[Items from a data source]
* * *

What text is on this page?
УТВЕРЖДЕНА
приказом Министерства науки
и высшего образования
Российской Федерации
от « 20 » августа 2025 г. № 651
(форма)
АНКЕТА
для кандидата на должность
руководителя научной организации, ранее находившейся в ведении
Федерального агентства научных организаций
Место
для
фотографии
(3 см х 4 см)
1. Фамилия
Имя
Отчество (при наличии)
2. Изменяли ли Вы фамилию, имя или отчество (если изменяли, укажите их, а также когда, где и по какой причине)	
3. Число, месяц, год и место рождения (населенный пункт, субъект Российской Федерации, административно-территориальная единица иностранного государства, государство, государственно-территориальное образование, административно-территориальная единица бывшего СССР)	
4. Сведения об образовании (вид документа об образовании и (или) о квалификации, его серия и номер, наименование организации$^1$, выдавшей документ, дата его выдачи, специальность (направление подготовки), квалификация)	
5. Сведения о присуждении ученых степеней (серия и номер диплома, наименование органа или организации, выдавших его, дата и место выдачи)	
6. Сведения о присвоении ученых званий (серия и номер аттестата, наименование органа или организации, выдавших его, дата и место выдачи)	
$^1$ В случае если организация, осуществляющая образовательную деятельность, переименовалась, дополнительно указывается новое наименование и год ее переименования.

* * *

→ Given request:
Each record must be returned exactly as it is written.

→ Task response:
What text is on this page?
УТВЕРЖДЕНА
приказом Министерства науки
и высшего образования
Российской Федерации
от « 20 » августа 2025 г. № 651
(форма)
АНКЕТА
для кандидата на должность
руководителя научной организации, ранее находившейся в ведении
Федерального агентства научных организаций
Место
для
фотографии
(3 см х 4 см)
1. Фамилия
Имя
Отчество (при наличии)
2. Изменяли ли Вы фамилию, имя или отчество (если изменяли, укажите их, а также когда, где и по какой причине)	
3. Число, месяц, год и место рождения (населенный пункт, субъект Российской Федерации, административно-территориальная единица иностранного государства, государство, государственно-территориальное образование, административно-территориальная единица бывшего СССР)	
4. Сведения об образовании (вид документа об образовании и (или) о квалификации, его серия и номер, наименование организации$^1$, выдавшей документ, дата его выдачи, специальность (направление подготовки), квалификация)	
5. Сведения о присуждении ученых степеней (серия и номер диплома, наименование органа или организации, выдавших его, дата и место выдачи)	
6. Сведения о присвоении ученых званий (серия и номер аттестата, наименование органа или организации, выдавших его, дата и место выдачи)	
$^1$ В случае если организация, осуществляющая образовательную деятельность, переименовалась, дополнительно указывается новое наименование и год ее переименования.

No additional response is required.